:: EXERCISE INPUT

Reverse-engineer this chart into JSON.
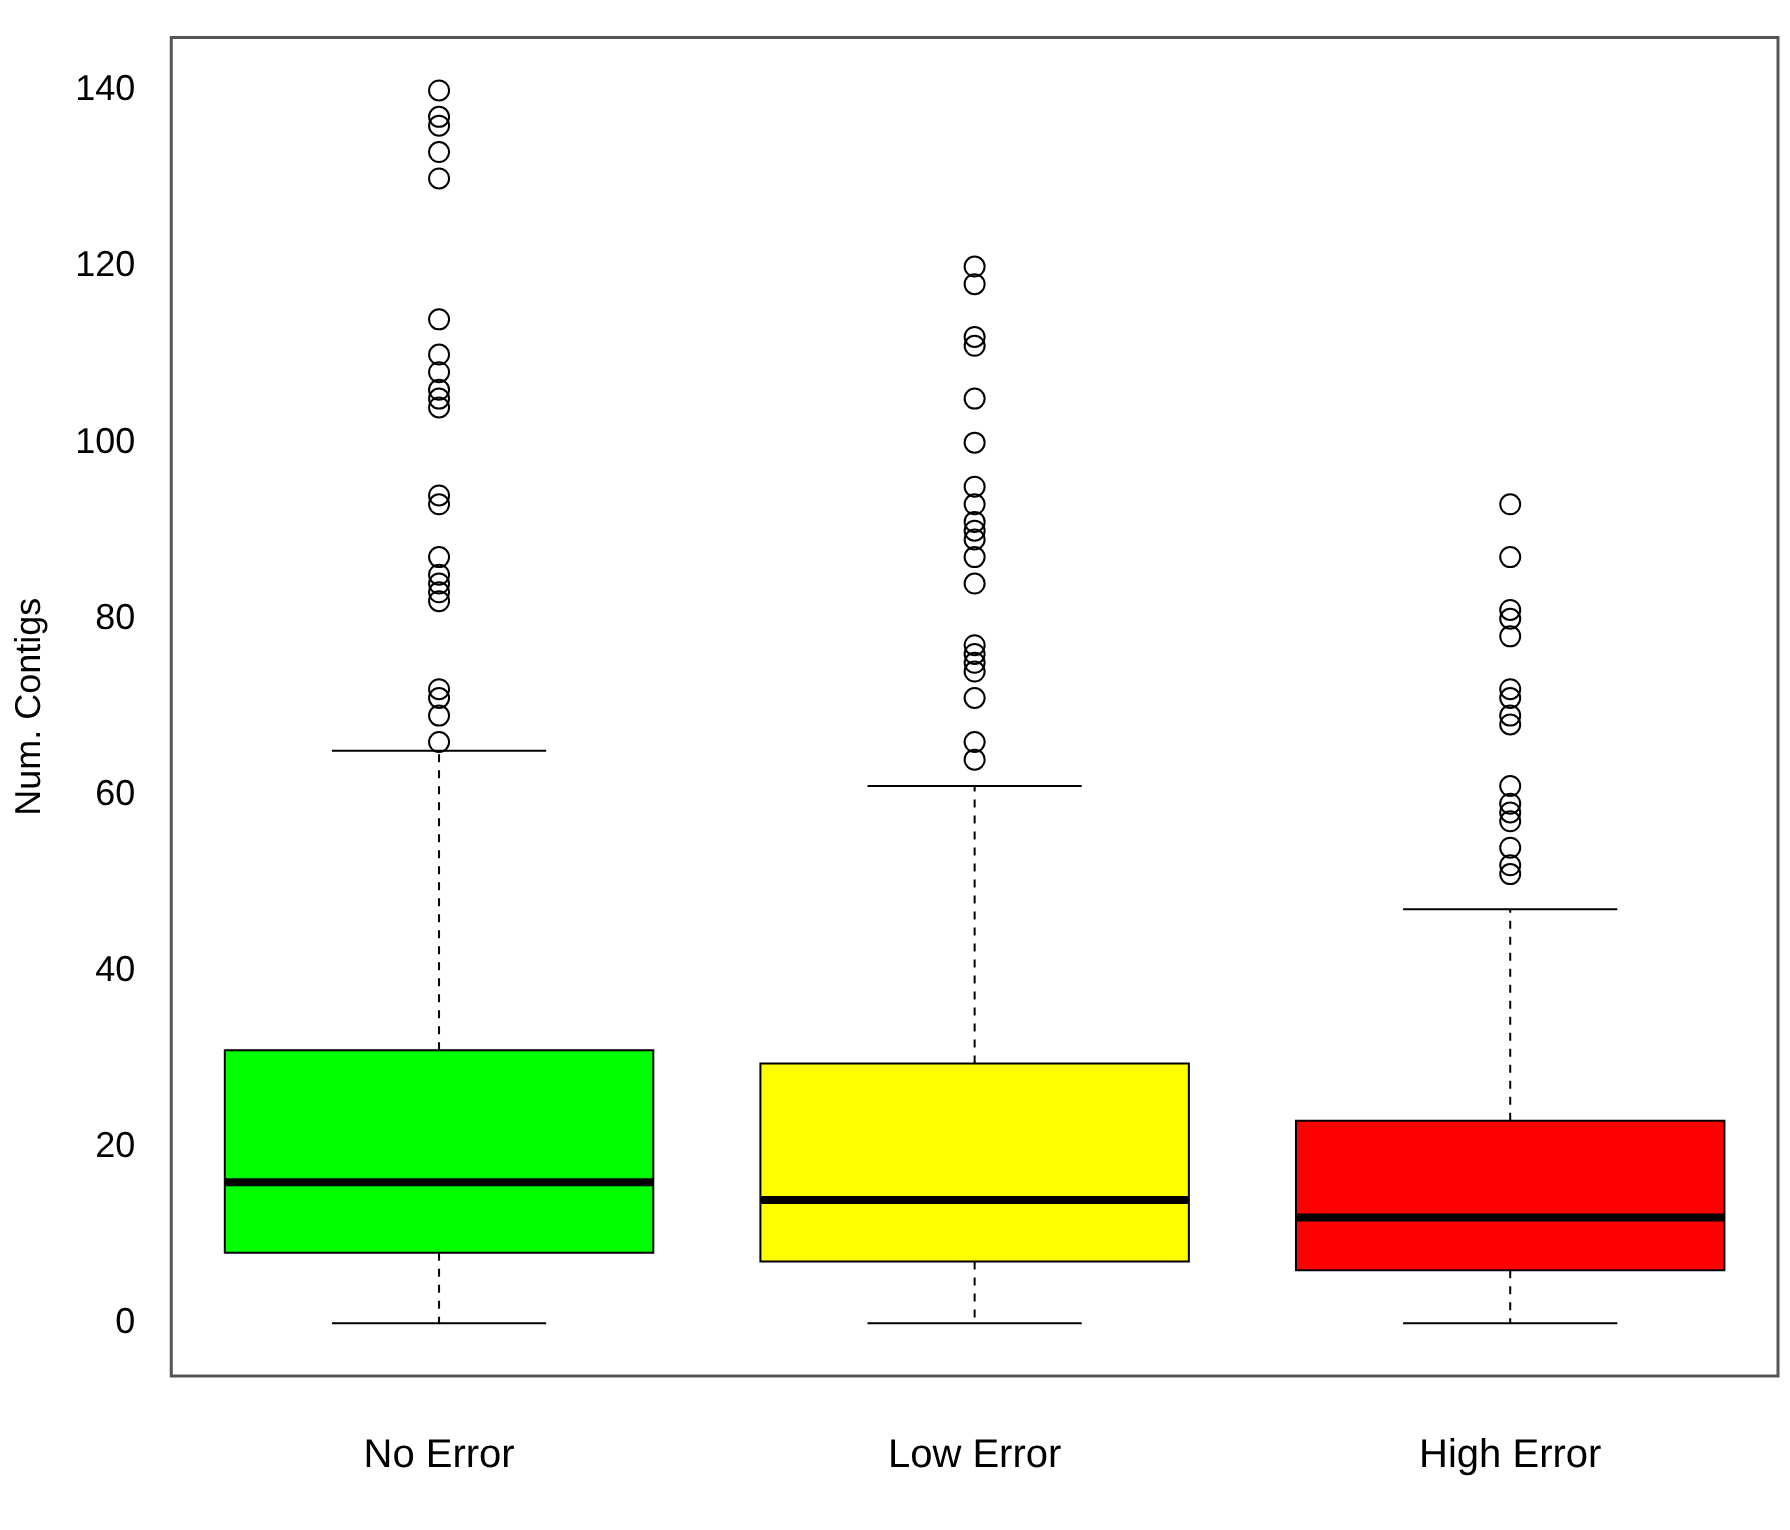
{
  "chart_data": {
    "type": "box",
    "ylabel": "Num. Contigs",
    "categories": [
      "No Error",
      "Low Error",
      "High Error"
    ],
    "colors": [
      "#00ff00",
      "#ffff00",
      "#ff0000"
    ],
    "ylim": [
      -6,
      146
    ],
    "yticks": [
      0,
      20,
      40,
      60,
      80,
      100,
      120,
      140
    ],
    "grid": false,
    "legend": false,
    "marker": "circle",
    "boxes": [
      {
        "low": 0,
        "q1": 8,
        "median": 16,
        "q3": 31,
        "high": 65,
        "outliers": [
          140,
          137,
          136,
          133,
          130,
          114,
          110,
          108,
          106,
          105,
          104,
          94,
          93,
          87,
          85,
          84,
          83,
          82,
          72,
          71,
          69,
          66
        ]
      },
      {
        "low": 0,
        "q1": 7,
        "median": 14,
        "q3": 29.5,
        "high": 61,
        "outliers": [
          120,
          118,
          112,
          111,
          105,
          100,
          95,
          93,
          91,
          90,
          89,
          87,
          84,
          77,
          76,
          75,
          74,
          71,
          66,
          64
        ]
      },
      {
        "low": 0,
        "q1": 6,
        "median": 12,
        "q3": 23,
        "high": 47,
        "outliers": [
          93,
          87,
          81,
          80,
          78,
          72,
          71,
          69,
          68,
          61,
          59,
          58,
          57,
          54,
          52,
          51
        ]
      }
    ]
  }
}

::::

→ EXERCISE: Are you able to set down all the lines above exactly, without any pictures?

→ CORRECT RESPONSE:
Reverse-engineer this chart into JSON.
{
  "chart_data": {
    "type": "box",
    "ylabel": "Num. Contigs",
    "categories": [
      "No Error",
      "Low Error",
      "High Error"
    ],
    "colors": [
      "#00ff00",
      "#ffff00",
      "#ff0000"
    ],
    "ylim": [
      -6,
      146
    ],
    "yticks": [
      0,
      20,
      40,
      60,
      80,
      100,
      120,
      140
    ],
    "grid": false,
    "legend": false,
    "marker": "circle",
    "boxes": [
      {
        "low": 0,
        "q1": 8,
        "median": 16,
        "q3": 31,
        "high": 65,
        "outliers": [
          140,
          137,
          136,
          133,
          130,
          114,
          110,
          108,
          106,
          105,
          104,
          94,
          93,
          87,
          85,
          84,
          83,
          82,
          72,
          71,
          69,
          66
        ]
      },
      {
        "low": 0,
        "q1": 7,
        "median": 14,
        "q3": 29.5,
        "high": 61,
        "outliers": [
          120,
          118,
          112,
          111,
          105,
          100,
          95,
          93,
          91,
          90,
          89,
          87,
          84,
          77,
          76,
          75,
          74,
          71,
          66,
          64
        ]
      },
      {
        "low": 0,
        "q1": 6,
        "median": 12,
        "q3": 23,
        "high": 47,
        "outliers": [
          93,
          87,
          81,
          80,
          78,
          72,
          71,
          69,
          68,
          61,
          59,
          58,
          57,
          54,
          52,
          51
        ]
      }
    ]
  }
}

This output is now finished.